┌────────

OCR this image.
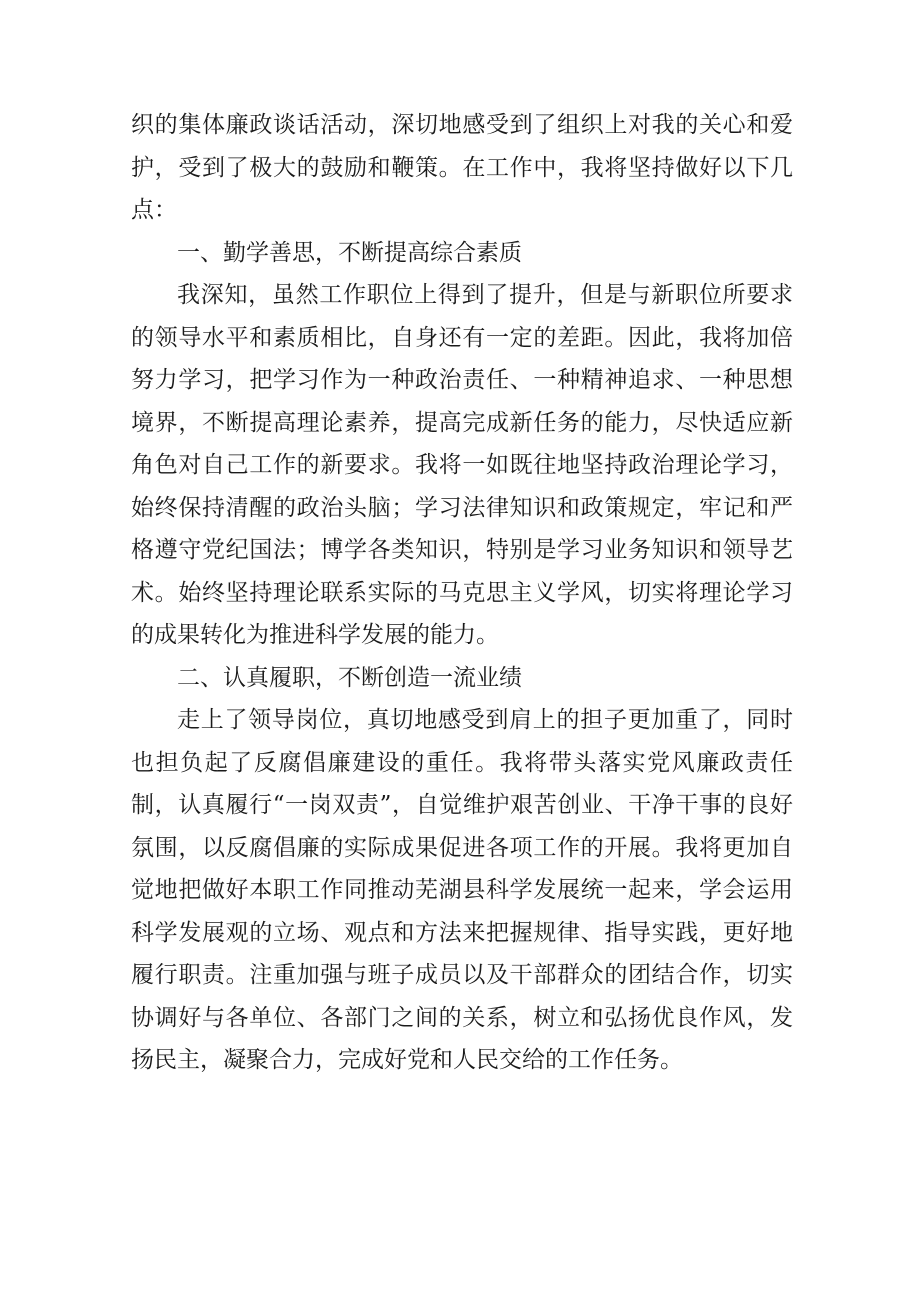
织的集体廉政谈话活动，深切地感受到了组织上对我的关心和爱护，受到了极大的鼓励和鞭策。在工作中，我将坚持做好以下几点：

一、勤学善思，不断提高综合素质

我深知，虽然工作职位上得到了提升，但是与新职位所要求的领导水平和素质相比，自身还有一定的差距。因此，我将加倍努力学习，把学习作为一种政治责任、一种精神追求、一种思想境界，不断提高理论素养，提高完成新任务的能力，尽快适应新角色对自己工作的新要求。我将一如既往地坚持政治理论学习，始终保持清醒的政治头脑；学习法律知识和政策规定，牢记和严格遵守党纪国法；博学各类知识，特别是学习业务知识和领导艺术。始终坚持理论联系实际的马克思主义学风，切实将理论学习的成果转化为推进科学发展的能力。

二、认真履职，不断创造一流业绩

走上了领导岗位，真切地感受到肩上的担子更加重了，同时也担负起了反腐倡廉建设的重任。我将带头落实党风廉政责任制，认真履行“一岗双责”，自觉维护艰苦创业、干净干事的良好氛围，以反腐倡廉的实际成果促进各项工作的开展。我将更加自觉地把做好本职工作同推动芜湖县科学发展统一起来，学会运用科学发展观的立场、观点和方法来把握规律、指导实践，更好地履行职责。注重加强与班子成员以及干部群众的团结合作，切实协调好与各单位、各部门之间的关系，树立和弘扬优良作风，发扬民主，凝聚合力，完成好党和人民交给的工作任务。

└────────

_TASK STATEMENT:_ Restate each of the entries above word for word and skip every image.

_SOLUTION FOR THIS TASK:_
OCR this image.
织的集体廉政谈话活动，深切地感受到了组织上对我的关心和爱护，受到了极大的鼓励和鞭策。在工作中，我将坚持做好以下几点：

一、勤学善思，不断提高综合素质

我深知，虽然工作职位上得到了提升，但是与新职位所要求的领导水平和素质相比，自身还有一定的差距。因此，我将加倍努力学习，把学习作为一种政治责任、一种精神追求、一种思想境界，不断提高理论素养，提高完成新任务的能力，尽快适应新角色对自己工作的新要求。我将一如既往地坚持政治理论学习，始终保持清醒的政治头脑；学习法律知识和政策规定，牢记和严格遵守党纪国法；博学各类知识，特别是学习业务知识和领导艺术。始终坚持理论联系实际的马克思主义学风，切实将理论学习的成果转化为推进科学发展的能力。

二、认真履职，不断创造一流业绩

走上了领导岗位，真切地感受到肩上的担子更加重了，同时也担负起了反腐倡廉建设的重任。我将带头落实党风廉政责任制，认真履行“一岗双责”，自觉维护艰苦创业、干净干事的良好氛围，以反腐倡廉的实际成果促进各项工作的开展。我将更加自觉地把做好本职工作同推动芜湖县科学发展统一起来，学会运用科学发展观的立场、观点和方法来把握规律、指导实践，更好地履行职责。注重加强与班子成员以及干部群众的团结合作，切实协调好与各单位、各部门之间的关系，树立和弘扬优良作风，发扬民主，凝聚合力，完成好党和人民交给的工作任务。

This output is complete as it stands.